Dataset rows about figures
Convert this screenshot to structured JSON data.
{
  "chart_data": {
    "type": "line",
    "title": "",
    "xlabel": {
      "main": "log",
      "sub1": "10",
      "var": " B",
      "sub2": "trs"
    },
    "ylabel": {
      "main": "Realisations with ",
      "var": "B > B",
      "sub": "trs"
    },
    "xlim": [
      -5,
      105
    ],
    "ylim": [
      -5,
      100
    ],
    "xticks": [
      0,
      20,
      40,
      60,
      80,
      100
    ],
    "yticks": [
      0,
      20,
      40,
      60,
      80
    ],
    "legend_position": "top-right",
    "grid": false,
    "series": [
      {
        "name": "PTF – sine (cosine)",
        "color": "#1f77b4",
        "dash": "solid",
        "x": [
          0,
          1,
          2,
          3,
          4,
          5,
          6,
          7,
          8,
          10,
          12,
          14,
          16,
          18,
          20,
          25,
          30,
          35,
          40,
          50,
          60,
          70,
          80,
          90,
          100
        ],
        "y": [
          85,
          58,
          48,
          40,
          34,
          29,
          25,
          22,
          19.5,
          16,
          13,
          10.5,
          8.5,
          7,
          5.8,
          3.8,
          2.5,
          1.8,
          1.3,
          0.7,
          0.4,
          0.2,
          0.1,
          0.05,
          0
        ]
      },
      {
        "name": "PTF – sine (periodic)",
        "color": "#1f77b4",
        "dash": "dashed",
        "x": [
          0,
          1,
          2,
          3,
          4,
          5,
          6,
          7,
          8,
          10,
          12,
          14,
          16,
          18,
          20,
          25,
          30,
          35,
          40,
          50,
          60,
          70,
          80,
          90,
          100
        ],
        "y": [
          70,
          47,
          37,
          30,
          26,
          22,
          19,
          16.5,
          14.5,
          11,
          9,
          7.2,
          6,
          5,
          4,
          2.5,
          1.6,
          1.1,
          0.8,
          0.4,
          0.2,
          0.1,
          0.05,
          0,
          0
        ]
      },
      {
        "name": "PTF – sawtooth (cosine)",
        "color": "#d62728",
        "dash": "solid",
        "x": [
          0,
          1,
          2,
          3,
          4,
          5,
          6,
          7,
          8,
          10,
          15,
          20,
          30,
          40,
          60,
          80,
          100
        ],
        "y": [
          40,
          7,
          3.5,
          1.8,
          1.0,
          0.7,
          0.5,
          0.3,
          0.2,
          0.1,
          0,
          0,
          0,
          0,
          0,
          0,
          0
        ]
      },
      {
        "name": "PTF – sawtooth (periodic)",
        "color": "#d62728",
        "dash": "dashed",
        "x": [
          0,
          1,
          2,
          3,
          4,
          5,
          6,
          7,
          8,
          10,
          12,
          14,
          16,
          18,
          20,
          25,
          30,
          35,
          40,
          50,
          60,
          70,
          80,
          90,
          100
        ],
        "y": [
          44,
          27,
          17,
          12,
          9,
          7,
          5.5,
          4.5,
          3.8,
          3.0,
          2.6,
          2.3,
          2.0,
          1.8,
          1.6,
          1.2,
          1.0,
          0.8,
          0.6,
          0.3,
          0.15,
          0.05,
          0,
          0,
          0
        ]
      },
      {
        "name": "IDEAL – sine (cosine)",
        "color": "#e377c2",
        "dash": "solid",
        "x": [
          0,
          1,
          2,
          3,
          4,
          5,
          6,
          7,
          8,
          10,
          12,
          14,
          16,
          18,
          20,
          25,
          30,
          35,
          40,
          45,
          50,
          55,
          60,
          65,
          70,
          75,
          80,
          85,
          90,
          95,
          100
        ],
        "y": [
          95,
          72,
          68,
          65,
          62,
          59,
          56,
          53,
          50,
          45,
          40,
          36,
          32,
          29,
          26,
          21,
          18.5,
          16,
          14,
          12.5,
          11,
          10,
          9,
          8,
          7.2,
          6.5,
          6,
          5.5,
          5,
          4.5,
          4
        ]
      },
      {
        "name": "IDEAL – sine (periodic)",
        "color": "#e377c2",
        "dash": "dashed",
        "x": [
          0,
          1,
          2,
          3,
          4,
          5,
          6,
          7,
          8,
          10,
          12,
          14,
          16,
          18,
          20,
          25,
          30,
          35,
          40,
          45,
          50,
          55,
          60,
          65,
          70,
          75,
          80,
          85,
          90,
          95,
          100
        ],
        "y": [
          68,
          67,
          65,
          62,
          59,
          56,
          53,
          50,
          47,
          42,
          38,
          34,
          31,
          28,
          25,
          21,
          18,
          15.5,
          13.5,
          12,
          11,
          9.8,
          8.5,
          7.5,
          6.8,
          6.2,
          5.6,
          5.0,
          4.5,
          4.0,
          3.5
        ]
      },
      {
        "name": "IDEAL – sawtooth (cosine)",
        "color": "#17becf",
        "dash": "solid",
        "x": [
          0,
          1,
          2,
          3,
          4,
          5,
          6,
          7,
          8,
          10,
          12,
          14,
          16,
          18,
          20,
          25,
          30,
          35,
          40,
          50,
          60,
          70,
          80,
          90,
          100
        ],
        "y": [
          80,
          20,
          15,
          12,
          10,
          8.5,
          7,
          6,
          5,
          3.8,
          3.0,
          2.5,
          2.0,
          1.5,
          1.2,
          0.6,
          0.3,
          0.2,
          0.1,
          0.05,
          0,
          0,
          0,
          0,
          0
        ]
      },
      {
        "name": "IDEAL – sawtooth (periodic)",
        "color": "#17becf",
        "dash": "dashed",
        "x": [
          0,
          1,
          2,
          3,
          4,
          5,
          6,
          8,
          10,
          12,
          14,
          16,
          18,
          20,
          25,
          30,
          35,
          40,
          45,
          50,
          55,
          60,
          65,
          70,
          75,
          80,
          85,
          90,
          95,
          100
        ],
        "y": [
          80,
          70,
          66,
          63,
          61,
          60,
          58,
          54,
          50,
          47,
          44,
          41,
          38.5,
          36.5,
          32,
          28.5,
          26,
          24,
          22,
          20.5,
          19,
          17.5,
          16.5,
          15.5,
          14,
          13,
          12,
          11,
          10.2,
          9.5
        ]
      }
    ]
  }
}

# Problem statement
Every entry must be quoted exactly as it appears above.

# Output for this exercise
Convert this screenshot to structured JSON data.
{
  "chart_data": {
    "type": "line",
    "title": "",
    "xlabel": {
      "main": "log",
      "sub1": "10",
      "var": " B",
      "sub2": "trs"
    },
    "ylabel": {
      "main": "Realisations with ",
      "var": "B > B",
      "sub": "trs"
    },
    "xlim": [
      -5,
      105
    ],
    "ylim": [
      -5,
      100
    ],
    "xticks": [
      0,
      20,
      40,
      60,
      80,
      100
    ],
    "yticks": [
      0,
      20,
      40,
      60,
      80
    ],
    "legend_position": "top-right",
    "grid": false,
    "series": [
      {
        "name": "PTF – sine (cosine)",
        "color": "#1f77b4",
        "dash": "solid",
        "x": [
          0,
          1,
          2,
          3,
          4,
          5,
          6,
          7,
          8,
          10,
          12,
          14,
          16,
          18,
          20,
          25,
          30,
          35,
          40,
          50,
          60,
          70,
          80,
          90,
          100
        ],
        "y": [
          85,
          58,
          48,
          40,
          34,
          29,
          25,
          22,
          19.5,
          16,
          13,
          10.5,
          8.5,
          7,
          5.8,
          3.8,
          2.5,
          1.8,
          1.3,
          0.7,
          0.4,
          0.2,
          0.1,
          0.05,
          0
        ]
      },
      {
        "name": "PTF – sine (periodic)",
        "color": "#1f77b4",
        "dash": "dashed",
        "x": [
          0,
          1,
          2,
          3,
          4,
          5,
          6,
          7,
          8,
          10,
          12,
          14,
          16,
          18,
          20,
          25,
          30,
          35,
          40,
          50,
          60,
          70,
          80,
          90,
          100
        ],
        "y": [
          70,
          47,
          37,
          30,
          26,
          22,
          19,
          16.5,
          14.5,
          11,
          9,
          7.2,
          6,
          5,
          4,
          2.5,
          1.6,
          1.1,
          0.8,
          0.4,
          0.2,
          0.1,
          0.05,
          0,
          0
        ]
      },
      {
        "name": "PTF – sawtooth (cosine)",
        "color": "#d62728",
        "dash": "solid",
        "x": [
          0,
          1,
          2,
          3,
          4,
          5,
          6,
          7,
          8,
          10,
          15,
          20,
          30,
          40,
          60,
          80,
          100
        ],
        "y": [
          40,
          7,
          3.5,
          1.8,
          1.0,
          0.7,
          0.5,
          0.3,
          0.2,
          0.1,
          0,
          0,
          0,
          0,
          0,
          0,
          0
        ]
      },
      {
        "name": "PTF – sawtooth (periodic)",
        "color": "#d62728",
        "dash": "dashed",
        "x": [
          0,
          1,
          2,
          3,
          4,
          5,
          6,
          7,
          8,
          10,
          12,
          14,
          16,
          18,
          20,
          25,
          30,
          35,
          40,
          50,
          60,
          70,
          80,
          90,
          100
        ],
        "y": [
          44,
          27,
          17,
          12,
          9,
          7,
          5.5,
          4.5,
          3.8,
          3.0,
          2.6,
          2.3,
          2.0,
          1.8,
          1.6,
          1.2,
          1.0,
          0.8,
          0.6,
          0.3,
          0.15,
          0.05,
          0,
          0,
          0
        ]
      },
      {
        "name": "IDEAL – sine (cosine)",
        "color": "#e377c2",
        "dash": "solid",
        "x": [
          0,
          1,
          2,
          3,
          4,
          5,
          6,
          7,
          8,
          10,
          12,
          14,
          16,
          18,
          20,
          25,
          30,
          35,
          40,
          45,
          50,
          55,
          60,
          65,
          70,
          75,
          80,
          85,
          90,
          95,
          100
        ],
        "y": [
          95,
          72,
          68,
          65,
          62,
          59,
          56,
          53,
          50,
          45,
          40,
          36,
          32,
          29,
          26,
          21,
          18.5,
          16,
          14,
          12.5,
          11,
          10,
          9,
          8,
          7.2,
          6.5,
          6,
          5.5,
          5,
          4.5,
          4
        ]
      },
      {
        "name": "IDEAL – sine (periodic)",
        "color": "#e377c2",
        "dash": "dashed",
        "x": [
          0,
          1,
          2,
          3,
          4,
          5,
          6,
          7,
          8,
          10,
          12,
          14,
          16,
          18,
          20,
          25,
          30,
          35,
          40,
          45,
          50,
          55,
          60,
          65,
          70,
          75,
          80,
          85,
          90,
          95,
          100
        ],
        "y": [
          68,
          67,
          65,
          62,
          59,
          56,
          53,
          50,
          47,
          42,
          38,
          34,
          31,
          28,
          25,
          21,
          18,
          15.5,
          13.5,
          12,
          11,
          9.8,
          8.5,
          7.5,
          6.8,
          6.2,
          5.6,
          5.0,
          4.5,
          4.0,
          3.5
        ]
      },
      {
        "name": "IDEAL – sawtooth (cosine)",
        "color": "#17becf",
        "dash": "solid",
        "x": [
          0,
          1,
          2,
          3,
          4,
          5,
          6,
          7,
          8,
          10,
          12,
          14,
          16,
          18,
          20,
          25,
          30,
          35,
          40,
          50,
          60,
          70,
          80,
          90,
          100
        ],
        "y": [
          80,
          20,
          15,
          12,
          10,
          8.5,
          7,
          6,
          5,
          3.8,
          3.0,
          2.5,
          2.0,
          1.5,
          1.2,
          0.6,
          0.3,
          0.2,
          0.1,
          0.05,
          0,
          0,
          0,
          0,
          0
        ]
      },
      {
        "name": "IDEAL – sawtooth (periodic)",
        "color": "#17becf",
        "dash": "dashed",
        "x": [
          0,
          1,
          2,
          3,
          4,
          5,
          6,
          8,
          10,
          12,
          14,
          16,
          18,
          20,
          25,
          30,
          35,
          40,
          45,
          50,
          55,
          60,
          65,
          70,
          75,
          80,
          85,
          90,
          95,
          100
        ],
        "y": [
          80,
          70,
          66,
          63,
          61,
          60,
          58,
          54,
          50,
          47,
          44,
          41,
          38.5,
          36.5,
          32,
          28.5,
          26,
          24,
          22,
          20.5,
          19,
          17.5,
          16.5,
          15.5,
          14,
          13,
          12,
          11,
          10.2,
          9.5
        ]
      }
    ]
  }
}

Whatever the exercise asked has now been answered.